THE RECORDS

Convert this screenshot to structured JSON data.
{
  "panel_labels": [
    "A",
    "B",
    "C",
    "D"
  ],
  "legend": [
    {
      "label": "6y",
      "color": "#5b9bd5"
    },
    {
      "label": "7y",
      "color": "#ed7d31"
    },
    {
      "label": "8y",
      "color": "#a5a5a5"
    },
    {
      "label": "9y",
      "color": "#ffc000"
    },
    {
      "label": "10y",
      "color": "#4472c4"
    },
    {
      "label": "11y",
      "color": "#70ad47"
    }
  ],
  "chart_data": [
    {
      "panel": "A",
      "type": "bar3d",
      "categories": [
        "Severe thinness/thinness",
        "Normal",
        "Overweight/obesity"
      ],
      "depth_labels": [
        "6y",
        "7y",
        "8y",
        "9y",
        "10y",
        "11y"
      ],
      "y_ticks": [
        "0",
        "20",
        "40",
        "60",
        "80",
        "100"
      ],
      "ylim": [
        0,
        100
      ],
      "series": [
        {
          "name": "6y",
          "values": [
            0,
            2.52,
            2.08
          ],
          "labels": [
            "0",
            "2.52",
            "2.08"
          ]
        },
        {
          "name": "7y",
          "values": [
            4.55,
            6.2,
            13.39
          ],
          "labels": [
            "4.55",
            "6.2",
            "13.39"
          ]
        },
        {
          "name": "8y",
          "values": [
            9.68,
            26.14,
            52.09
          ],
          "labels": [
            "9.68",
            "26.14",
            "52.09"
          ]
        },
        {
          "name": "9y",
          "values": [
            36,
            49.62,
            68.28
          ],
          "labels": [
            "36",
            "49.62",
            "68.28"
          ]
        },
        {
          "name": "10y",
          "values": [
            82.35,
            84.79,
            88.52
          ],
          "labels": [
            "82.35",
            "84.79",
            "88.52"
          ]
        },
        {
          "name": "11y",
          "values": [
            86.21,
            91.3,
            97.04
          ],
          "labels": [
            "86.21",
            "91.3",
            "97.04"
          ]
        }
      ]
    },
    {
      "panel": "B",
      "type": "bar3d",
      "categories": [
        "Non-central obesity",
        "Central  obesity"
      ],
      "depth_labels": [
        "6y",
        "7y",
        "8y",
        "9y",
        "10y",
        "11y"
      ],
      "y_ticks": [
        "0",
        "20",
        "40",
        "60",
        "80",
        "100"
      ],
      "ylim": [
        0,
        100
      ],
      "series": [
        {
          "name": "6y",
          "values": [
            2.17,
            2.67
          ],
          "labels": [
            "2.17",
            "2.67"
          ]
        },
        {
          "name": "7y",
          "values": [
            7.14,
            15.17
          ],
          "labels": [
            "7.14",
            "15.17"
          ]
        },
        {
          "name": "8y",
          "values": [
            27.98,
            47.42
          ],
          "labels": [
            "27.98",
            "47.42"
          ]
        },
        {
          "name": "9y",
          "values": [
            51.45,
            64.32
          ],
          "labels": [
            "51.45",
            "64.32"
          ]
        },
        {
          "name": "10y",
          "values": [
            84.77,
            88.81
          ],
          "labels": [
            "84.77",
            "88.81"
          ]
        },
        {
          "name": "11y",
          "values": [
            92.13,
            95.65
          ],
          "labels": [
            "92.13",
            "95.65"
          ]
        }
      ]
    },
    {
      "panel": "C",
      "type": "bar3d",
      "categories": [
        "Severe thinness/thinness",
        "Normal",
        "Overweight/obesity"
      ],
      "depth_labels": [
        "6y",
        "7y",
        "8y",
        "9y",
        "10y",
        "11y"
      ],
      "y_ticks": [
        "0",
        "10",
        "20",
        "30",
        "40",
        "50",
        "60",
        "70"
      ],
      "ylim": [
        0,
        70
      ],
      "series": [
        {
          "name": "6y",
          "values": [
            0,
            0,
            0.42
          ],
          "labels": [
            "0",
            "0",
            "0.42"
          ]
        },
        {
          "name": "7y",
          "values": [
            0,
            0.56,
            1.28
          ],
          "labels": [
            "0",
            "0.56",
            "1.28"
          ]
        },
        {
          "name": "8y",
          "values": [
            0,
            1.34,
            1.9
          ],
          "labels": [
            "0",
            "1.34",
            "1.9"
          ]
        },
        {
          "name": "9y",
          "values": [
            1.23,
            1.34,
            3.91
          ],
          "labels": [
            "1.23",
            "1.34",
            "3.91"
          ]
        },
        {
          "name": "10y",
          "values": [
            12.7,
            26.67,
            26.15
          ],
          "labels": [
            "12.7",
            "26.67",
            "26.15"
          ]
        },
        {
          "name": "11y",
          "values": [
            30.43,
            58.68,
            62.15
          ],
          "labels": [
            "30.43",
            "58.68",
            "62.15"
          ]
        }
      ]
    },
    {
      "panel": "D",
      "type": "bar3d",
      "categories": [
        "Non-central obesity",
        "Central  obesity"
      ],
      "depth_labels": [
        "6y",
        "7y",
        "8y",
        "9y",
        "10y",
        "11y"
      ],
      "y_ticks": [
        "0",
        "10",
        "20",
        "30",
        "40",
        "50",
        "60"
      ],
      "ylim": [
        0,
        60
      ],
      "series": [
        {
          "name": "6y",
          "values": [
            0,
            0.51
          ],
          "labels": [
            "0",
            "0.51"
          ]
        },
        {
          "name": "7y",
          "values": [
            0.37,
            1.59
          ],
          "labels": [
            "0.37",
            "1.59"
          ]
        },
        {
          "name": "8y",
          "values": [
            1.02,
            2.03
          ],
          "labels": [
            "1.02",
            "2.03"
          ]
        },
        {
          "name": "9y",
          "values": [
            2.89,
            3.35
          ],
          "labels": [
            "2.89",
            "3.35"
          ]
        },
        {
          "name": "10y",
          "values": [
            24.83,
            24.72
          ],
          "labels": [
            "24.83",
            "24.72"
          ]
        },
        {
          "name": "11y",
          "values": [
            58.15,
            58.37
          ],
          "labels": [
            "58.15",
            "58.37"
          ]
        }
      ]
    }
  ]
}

YOUR TASK
Can you reproduce all the material exactly?

RESPONSE TO THE TASK
Convert this screenshot to structured JSON data.
{
  "panel_labels": [
    "A",
    "B",
    "C",
    "D"
  ],
  "legend": [
    {
      "label": "6y",
      "color": "#5b9bd5"
    },
    {
      "label": "7y",
      "color": "#ed7d31"
    },
    {
      "label": "8y",
      "color": "#a5a5a5"
    },
    {
      "label": "9y",
      "color": "#ffc000"
    },
    {
      "label": "10y",
      "color": "#4472c4"
    },
    {
      "label": "11y",
      "color": "#70ad47"
    }
  ],
  "chart_data": [
    {
      "panel": "A",
      "type": "bar3d",
      "categories": [
        "Severe thinness/thinness",
        "Normal",
        "Overweight/obesity"
      ],
      "depth_labels": [
        "6y",
        "7y",
        "8y",
        "9y",
        "10y",
        "11y"
      ],
      "y_ticks": [
        "0",
        "20",
        "40",
        "60",
        "80",
        "100"
      ],
      "ylim": [
        0,
        100
      ],
      "series": [
        {
          "name": "6y",
          "values": [
            0,
            2.52,
            2.08
          ],
          "labels": [
            "0",
            "2.52",
            "2.08"
          ]
        },
        {
          "name": "7y",
          "values": [
            4.55,
            6.2,
            13.39
          ],
          "labels": [
            "4.55",
            "6.2",
            "13.39"
          ]
        },
        {
          "name": "8y",
          "values": [
            9.68,
            26.14,
            52.09
          ],
          "labels": [
            "9.68",
            "26.14",
            "52.09"
          ]
        },
        {
          "name": "9y",
          "values": [
            36,
            49.62,
            68.28
          ],
          "labels": [
            "36",
            "49.62",
            "68.28"
          ]
        },
        {
          "name": "10y",
          "values": [
            82.35,
            84.79,
            88.52
          ],
          "labels": [
            "82.35",
            "84.79",
            "88.52"
          ]
        },
        {
          "name": "11y",
          "values": [
            86.21,
            91.3,
            97.04
          ],
          "labels": [
            "86.21",
            "91.3",
            "97.04"
          ]
        }
      ]
    },
    {
      "panel": "B",
      "type": "bar3d",
      "categories": [
        "Non-central obesity",
        "Central  obesity"
      ],
      "depth_labels": [
        "6y",
        "7y",
        "8y",
        "9y",
        "10y",
        "11y"
      ],
      "y_ticks": [
        "0",
        "20",
        "40",
        "60",
        "80",
        "100"
      ],
      "ylim": [
        0,
        100
      ],
      "series": [
        {
          "name": "6y",
          "values": [
            2.17,
            2.67
          ],
          "labels": [
            "2.17",
            "2.67"
          ]
        },
        {
          "name": "7y",
          "values": [
            7.14,
            15.17
          ],
          "labels": [
            "7.14",
            "15.17"
          ]
        },
        {
          "name": "8y",
          "values": [
            27.98,
            47.42
          ],
          "labels": [
            "27.98",
            "47.42"
          ]
        },
        {
          "name": "9y",
          "values": [
            51.45,
            64.32
          ],
          "labels": [
            "51.45",
            "64.32"
          ]
        },
        {
          "name": "10y",
          "values": [
            84.77,
            88.81
          ],
          "labels": [
            "84.77",
            "88.81"
          ]
        },
        {
          "name": "11y",
          "values": [
            92.13,
            95.65
          ],
          "labels": [
            "92.13",
            "95.65"
          ]
        }
      ]
    },
    {
      "panel": "C",
      "type": "bar3d",
      "categories": [
        "Severe thinness/thinness",
        "Normal",
        "Overweight/obesity"
      ],
      "depth_labels": [
        "6y",
        "7y",
        "8y",
        "9y",
        "10y",
        "11y"
      ],
      "y_ticks": [
        "0",
        "10",
        "20",
        "30",
        "40",
        "50",
        "60",
        "70"
      ],
      "ylim": [
        0,
        70
      ],
      "series": [
        {
          "name": "6y",
          "values": [
            0,
            0,
            0.42
          ],
          "labels": [
            "0",
            "0",
            "0.42"
          ]
        },
        {
          "name": "7y",
          "values": [
            0,
            0.56,
            1.28
          ],
          "labels": [
            "0",
            "0.56",
            "1.28"
          ]
        },
        {
          "name": "8y",
          "values": [
            0,
            1.34,
            1.9
          ],
          "labels": [
            "0",
            "1.34",
            "1.9"
          ]
        },
        {
          "name": "9y",
          "values": [
            1.23,
            1.34,
            3.91
          ],
          "labels": [
            "1.23",
            "1.34",
            "3.91"
          ]
        },
        {
          "name": "10y",
          "values": [
            12.7,
            26.67,
            26.15
          ],
          "labels": [
            "12.7",
            "26.67",
            "26.15"
          ]
        },
        {
          "name": "11y",
          "values": [
            30.43,
            58.68,
            62.15
          ],
          "labels": [
            "30.43",
            "58.68",
            "62.15"
          ]
        }
      ]
    },
    {
      "panel": "D",
      "type": "bar3d",
      "categories": [
        "Non-central obesity",
        "Central  obesity"
      ],
      "depth_labels": [
        "6y",
        "7y",
        "8y",
        "9y",
        "10y",
        "11y"
      ],
      "y_ticks": [
        "0",
        "10",
        "20",
        "30",
        "40",
        "50",
        "60"
      ],
      "ylim": [
        0,
        60
      ],
      "series": [
        {
          "name": "6y",
          "values": [
            0,
            0.51
          ],
          "labels": [
            "0",
            "0.51"
          ]
        },
        {
          "name": "7y",
          "values": [
            0.37,
            1.59
          ],
          "labels": [
            "0.37",
            "1.59"
          ]
        },
        {
          "name": "8y",
          "values": [
            1.02,
            2.03
          ],
          "labels": [
            "1.02",
            "2.03"
          ]
        },
        {
          "name": "9y",
          "values": [
            2.89,
            3.35
          ],
          "labels": [
            "2.89",
            "3.35"
          ]
        },
        {
          "name": "10y",
          "values": [
            24.83,
            24.72
          ],
          "labels": [
            "24.83",
            "24.72"
          ]
        },
        {
          "name": "11y",
          "values": [
            58.15,
            58.37
          ],
          "labels": [
            "58.15",
            "58.37"
          ]
        }
      ]
    }
  ]
}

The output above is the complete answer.